-- START --
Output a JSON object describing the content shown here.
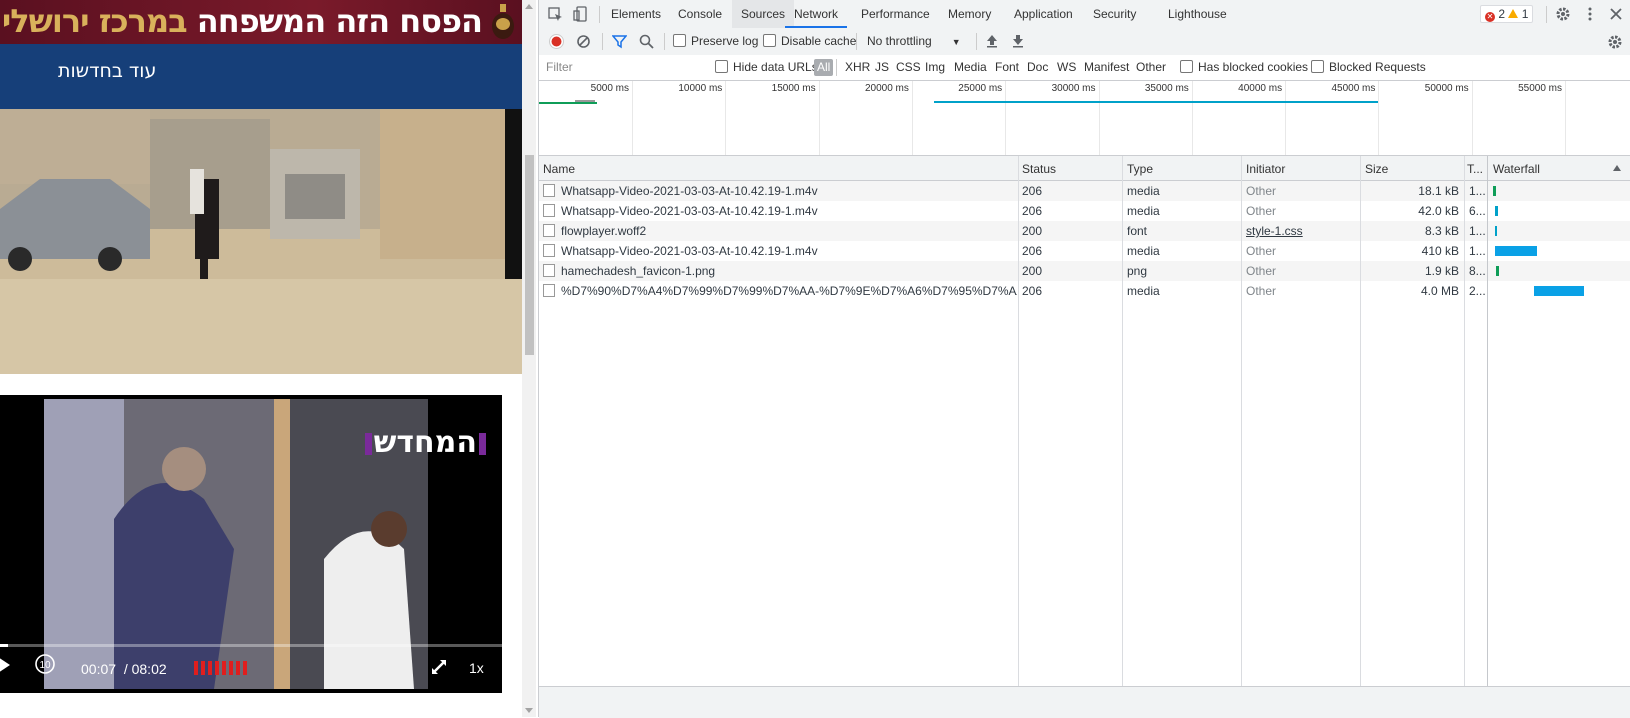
{
  "page": {
    "banner_text_white": "הפסח הזה המשפחה ",
    "banner_text_gold": "במרכז ירושלי",
    "nav_more": "עוד בחדשות",
    "video": {
      "logo": "המחדש",
      "current_time": "00:07",
      "separator": "/",
      "duration": "08:02",
      "speed": "1x",
      "progress_fraction": 0.015,
      "rewind_label": "10"
    }
  },
  "devtools": {
    "tabs": [
      "Elements",
      "Console",
      "Sources",
      "Network",
      "Performance",
      "Memory",
      "Application",
      "Security",
      "Lighthouse"
    ],
    "active_tab": "Network",
    "errors_count": "2",
    "warnings_count": "1",
    "toolbar": {
      "preserve_log": "Preserve log",
      "disable_cache": "Disable cache",
      "throttling": "No throttling"
    },
    "filter": {
      "placeholder": "Filter",
      "hide_data_urls": "Hide data URLs",
      "types": [
        "All",
        "XHR",
        "JS",
        "CSS",
        "Img",
        "Media",
        "Font",
        "Doc",
        "WS",
        "Manifest",
        "Other"
      ],
      "selected_type": "All",
      "has_blocked_cookies": "Has blocked cookies",
      "blocked_requests": "Blocked Requests"
    },
    "overview_ticks": [
      "5000 ms",
      "10000 ms",
      "15000 ms",
      "20000 ms",
      "25000 ms",
      "30000 ms",
      "35000 ms",
      "40000 ms",
      "45000 ms",
      "50000 ms",
      "55000 ms"
    ],
    "columns": {
      "name": "Name",
      "status": "Status",
      "type": "Type",
      "initiator": "Initiator",
      "size": "Size",
      "time": "T...",
      "waterfall": "Waterfall"
    },
    "rows": [
      {
        "name": "Whatsapp-Video-2021-03-03-At-10.42.19-1.m4v",
        "status": "206",
        "type": "media",
        "initiator": "Other",
        "initiator_link": false,
        "size": "18.1 kB",
        "time": "1...",
        "wf_color": "#0f9d58"
      },
      {
        "name": "Whatsapp-Video-2021-03-03-At-10.42.19-1.m4v",
        "status": "206",
        "type": "media",
        "initiator": "Other",
        "initiator_link": false,
        "size": "42.0 kB",
        "time": "6...",
        "wf_color": "#00a1c9"
      },
      {
        "name": "flowplayer.woff2",
        "status": "200",
        "type": "font",
        "initiator": "style-1.css",
        "initiator_link": true,
        "size": "8.3 kB",
        "time": "1...",
        "wf_color": "#00a1c9"
      },
      {
        "name": "Whatsapp-Video-2021-03-03-At-10.42.19-1.m4v",
        "status": "206",
        "type": "media",
        "initiator": "Other",
        "initiator_link": false,
        "size": "410 kB",
        "time": "1...",
        "wf_color": "#0aa1e6"
      },
      {
        "name": "hamechadesh_favicon-1.png",
        "status": "200",
        "type": "png",
        "initiator": "Other",
        "initiator_link": false,
        "size": "1.9 kB",
        "time": "8...",
        "wf_color": "#0f9d58"
      },
      {
        "name": "%D7%90%D7%A4%D7%99%D7%99%D7%AA-%D7%9E%D7%A6%D7%95%D7%AA.mp4",
        "status": "206",
        "type": "media",
        "initiator": "Other",
        "initiator_link": false,
        "size": "4.0 MB",
        "time": "2...",
        "wf_color": "#0aa1e6"
      }
    ]
  }
}
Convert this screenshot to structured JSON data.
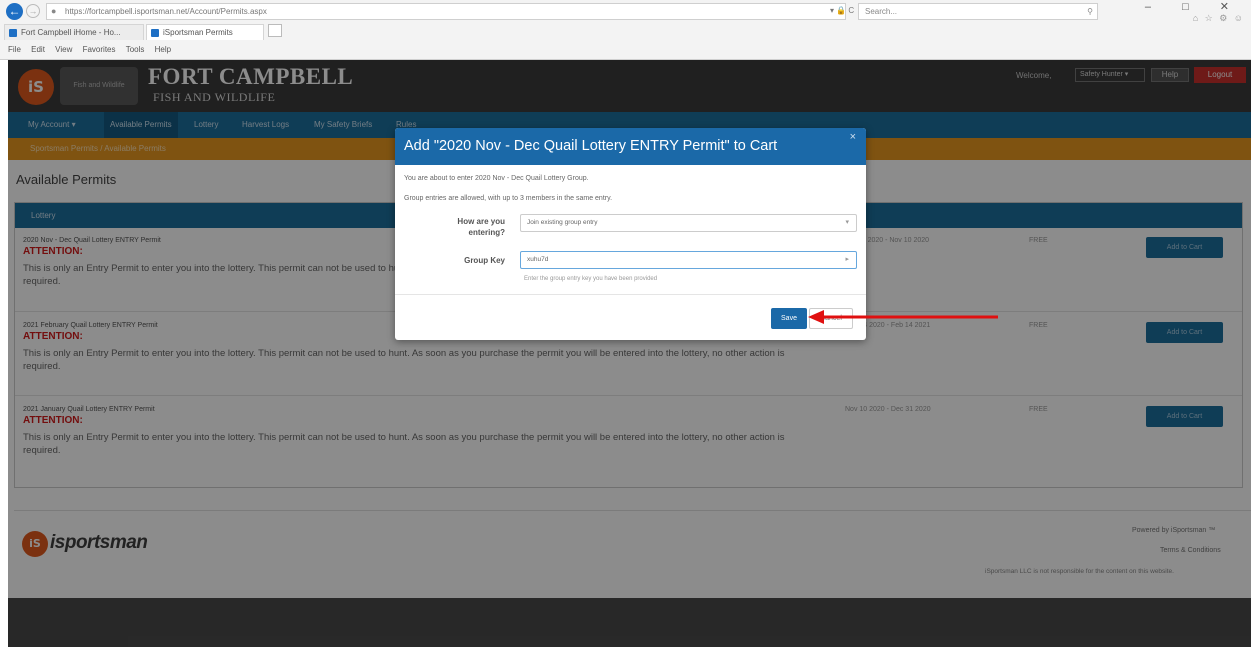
{
  "browser": {
    "url": "https://fortcampbell.isportsman.net/Account/Permits.aspx",
    "url_controls": "▾ 🔒 C",
    "search_placeholder": "Search...",
    "window_controls": "– □ ✕",
    "toolbar_icons": "⌂ ☆ ⚙ ☺",
    "tabs": [
      {
        "label": "Fort Campbell iHome - Ho..."
      },
      {
        "label": "iSportsman Permits"
      }
    ],
    "menu": [
      "File",
      "Edit",
      "View",
      "Favorites",
      "Tools",
      "Help"
    ]
  },
  "header": {
    "logo_text": "iS",
    "seal_text": "Fish and Wildlife",
    "title": "FORT CAMPBELL",
    "subtitle": "FISH AND WILDLIFE",
    "welcome": "Welcome,",
    "user_name": "Safety Hunter ▾",
    "help": "Help",
    "logout": "Logout"
  },
  "nav": {
    "items": [
      "My Account ▾",
      "Available Permits",
      "Lottery",
      "Harvest Logs",
      "My Safety Briefs",
      "Rules"
    ]
  },
  "breadcrumb": "Sportsman Permits  /  Available Permits",
  "main": {
    "title": "Available Permits",
    "panel_title": "Lottery",
    "permits": [
      {
        "name": "2020 Nov - Dec Quail Lottery ENTRY Permit",
        "attention": "ATTENTION:",
        "description": "This is only an Entry Permit to enter you into the lottery. This permit can not be used to hunt. As soon as you purchase the permit you will be entered into the lottery, no other action is required.",
        "dates": "Oct 14 2020 - Nov 10 2020",
        "price": "FREE",
        "button": "Add to Cart"
      },
      {
        "name": "2021 February Quail Lottery ENTRY Permit",
        "attention": "ATTENTION:",
        "description": "This is only an Entry Permit to enter you into the lottery. This permit can not be used to hunt. As soon as you purchase the permit you will be entered into the lottery, no other action is required.",
        "dates": "Dec 14 2020 - Feb 14 2021",
        "price": "FREE",
        "button": "Add to Cart"
      },
      {
        "name": "2021 January Quail Lottery ENTRY Permit",
        "attention": "ATTENTION:",
        "description": "This is only an Entry Permit to enter you into the lottery. This permit can not be used to hunt. As soon as you purchase the permit you will be entered into the lottery, no other action is required.",
        "dates": "Nov 10 2020 - Dec 31 2020",
        "price": "FREE",
        "button": "Add to Cart"
      }
    ]
  },
  "footer": {
    "logo_text": "iS",
    "brand": "isportsman",
    "link1": "Powered by iSportsman ™",
    "link2": "Terms & Conditions",
    "disclaimer": "iSportsman LLC is not responsible for the content on this website."
  },
  "modal": {
    "title": "Add \"2020 Nov - Dec Quail Lottery ENTRY Permit\" to Cart",
    "close": "×",
    "line1": "You are about to enter 2020 Nov - Dec Quail Lottery Group.",
    "line2": "Group entries are allowed, with up to 3 members in the same entry.",
    "entering_label": "How are you entering?",
    "entering_value": "Join existing group entry",
    "group_key_label": "Group Key",
    "group_key_value": "xuhu7d",
    "group_key_help": "Enter the group entry key you have been provided",
    "save": "Save",
    "cancel": "Cancel"
  },
  "colors": {
    "brand_blue": "#1d6f9d",
    "modal_blue": "#1b69a8",
    "accent_orange": "#e89820",
    "attention_red": "#d11a1a",
    "arrow_red": "#e01010"
  }
}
-- END --
Retype the listing exactly. Pictures do not belong in the copy.

Output a JSON object describing the content shown here.
{
  "page": {
    "banner_text_white": "הפסח הזה המשפחה ",
    "banner_text_gold": "במרכז ירושלי",
    "nav_more": "עוד בחדשות",
    "video": {
      "logo": "המחדש",
      "current_time": "00:07",
      "separator": "/",
      "duration": "08:02",
      "speed": "1x",
      "progress_fraction": 0.015,
      "rewind_label": "10"
    }
  },
  "devtools": {
    "tabs": [
      "Elements",
      "Console",
      "Sources",
      "Network",
      "Performance",
      "Memory",
      "Application",
      "Security",
      "Lighthouse"
    ],
    "active_tab": "Network",
    "errors_count": "2",
    "warnings_count": "1",
    "toolbar": {
      "preserve_log": "Preserve log",
      "disable_cache": "Disable cache",
      "throttling": "No throttling"
    },
    "filter": {
      "placeholder": "Filter",
      "hide_data_urls": "Hide data URLs",
      "types": [
        "All",
        "XHR",
        "JS",
        "CSS",
        "Img",
        "Media",
        "Font",
        "Doc",
        "WS",
        "Manifest",
        "Other"
      ],
      "selected_type": "All",
      "has_blocked_cookies": "Has blocked cookies",
      "blocked_requests": "Blocked Requests"
    },
    "overview_ticks": [
      "5000 ms",
      "10000 ms",
      "15000 ms",
      "20000 ms",
      "25000 ms",
      "30000 ms",
      "35000 ms",
      "40000 ms",
      "45000 ms",
      "50000 ms",
      "55000 ms"
    ],
    "columns": {
      "name": "Name",
      "status": "Status",
      "type": "Type",
      "initiator": "Initiator",
      "size": "Size",
      "time": "T...",
      "waterfall": "Waterfall"
    },
    "rows": [
      {
        "name": "Whatsapp-Video-2021-03-03-At-10.42.19-1.m4v",
        "status": "206",
        "type": "media",
        "initiator": "Other",
        "initiator_link": false,
        "size": "18.1 kB",
        "time": "1...",
        "wf_color": "#0f9d58"
      },
      {
        "name": "Whatsapp-Video-2021-03-03-At-10.42.19-1.m4v",
        "status": "206",
        "type": "media",
        "initiator": "Other",
        "initiator_link": false,
        "size": "42.0 kB",
        "time": "6...",
        "wf_color": "#00a1c9"
      },
      {
        "name": "flowplayer.woff2",
        "status": "200",
        "type": "font",
        "initiator": "style-1.css",
        "initiator_link": true,
        "size": "8.3 kB",
        "time": "1...",
        "wf_color": "#00a1c9"
      },
      {
        "name": "Whatsapp-Video-2021-03-03-At-10.42.19-1.m4v",
        "status": "206",
        "type": "media",
        "initiator": "Other",
        "initiator_link": false,
        "size": "410 kB",
        "time": "1...",
        "wf_color": "#0aa1e6"
      },
      {
        "name": "hamechadesh_favicon-1.png",
        "status": "200",
        "type": "png",
        "initiator": "Other",
        "initiator_link": false,
        "size": "1.9 kB",
        "time": "8...",
        "wf_color": "#0f9d58"
      },
      {
        "name": "%D7%90%D7%A4%D7%99%D7%99%D7%AA-%D7%9E%D7%A6%D7%95%D7%AA.mp4",
        "status": "206",
        "type": "media",
        "initiator": "Other",
        "initiator_link": false,
        "size": "4.0 MB",
        "time": "2...",
        "wf_color": "#0aa1e6"
      }
    ]
  }
}
Convert this screenshot to structured JSON data.
{
  "browser": {
    "url": "https://fortcampbell.isportsman.net/Account/Permits.aspx",
    "url_controls": "▾ 🔒 C",
    "search_placeholder": "Search...",
    "window_controls": "– □ ✕",
    "toolbar_icons": "⌂ ☆ ⚙ ☺",
    "tabs": [
      {
        "label": "Fort Campbell iHome - Ho..."
      },
      {
        "label": "iSportsman Permits"
      }
    ],
    "menu": [
      "File",
      "Edit",
      "View",
      "Favorites",
      "Tools",
      "Help"
    ]
  },
  "header": {
    "logo_text": "iS",
    "seal_text": "Fish and Wildlife",
    "title": "FORT CAMPBELL",
    "subtitle": "FISH AND WILDLIFE",
    "welcome": "Welcome,",
    "user_name": "Safety Hunter ▾",
    "help": "Help",
    "logout": "Logout"
  },
  "nav": {
    "items": [
      "My Account ▾",
      "Available Permits",
      "Lottery",
      "Harvest Logs",
      "My Safety Briefs",
      "Rules"
    ]
  },
  "breadcrumb": "Sportsman Permits  /  Available Permits",
  "main": {
    "title": "Available Permits",
    "panel_title": "Lottery",
    "permits": [
      {
        "name": "2020 Nov - Dec Quail Lottery ENTRY Permit",
        "attention": "ATTENTION:",
        "description": "This is only an Entry Permit to enter you into the lottery. This permit can not be used to hunt. As soon as you purchase the permit you will be entered into the lottery, no other action is required.",
        "dates": "Oct 14 2020 - Nov 10 2020",
        "price": "FREE",
        "button": "Add to Cart"
      },
      {
        "name": "2021 February Quail Lottery ENTRY Permit",
        "attention": "ATTENTION:",
        "description": "This is only an Entry Permit to enter you into the lottery. This permit can not be used to hunt. As soon as you purchase the permit you will be entered into the lottery, no other action is required.",
        "dates": "Dec 14 2020 - Feb 14 2021",
        "price": "FREE",
        "button": "Add to Cart"
      },
      {
        "name": "2021 January Quail Lottery ENTRY Permit",
        "attention": "ATTENTION:",
        "description": "This is only an Entry Permit to enter you into the lottery. This permit can not be used to hunt. As soon as you purchase the permit you will be entered into the lottery, no other action is required.",
        "dates": "Nov 10 2020 - Dec 31 2020",
        "price": "FREE",
        "button": "Add to Cart"
      }
    ]
  },
  "footer": {
    "logo_text": "iS",
    "brand": "isportsman",
    "link1": "Powered by iSportsman ™",
    "link2": "Terms & Conditions",
    "disclaimer": "iSportsman LLC is not responsible for the content on this website."
  },
  "modal": {
    "title": "Add \"2020 Nov - Dec Quail Lottery ENTRY Permit\" to Cart",
    "close": "×",
    "line1": "You are about to enter 2020 Nov - Dec Quail Lottery Group.",
    "line2": "Group entries are allowed, with up to 3 members in the same entry.",
    "entering_label": "How are you entering?",
    "entering_value": "Join existing group entry",
    "group_key_label": "Group Key",
    "group_key_value": "xuhu7d",
    "group_key_help": "Enter the group entry key you have been provided",
    "save": "Save",
    "cancel": "Cancel"
  },
  "colors": {
    "brand_blue": "#1d6f9d",
    "modal_blue": "#1b69a8",
    "accent_orange": "#e89820",
    "attention_red": "#d11a1a",
    "arrow_red": "#e01010"
  }
}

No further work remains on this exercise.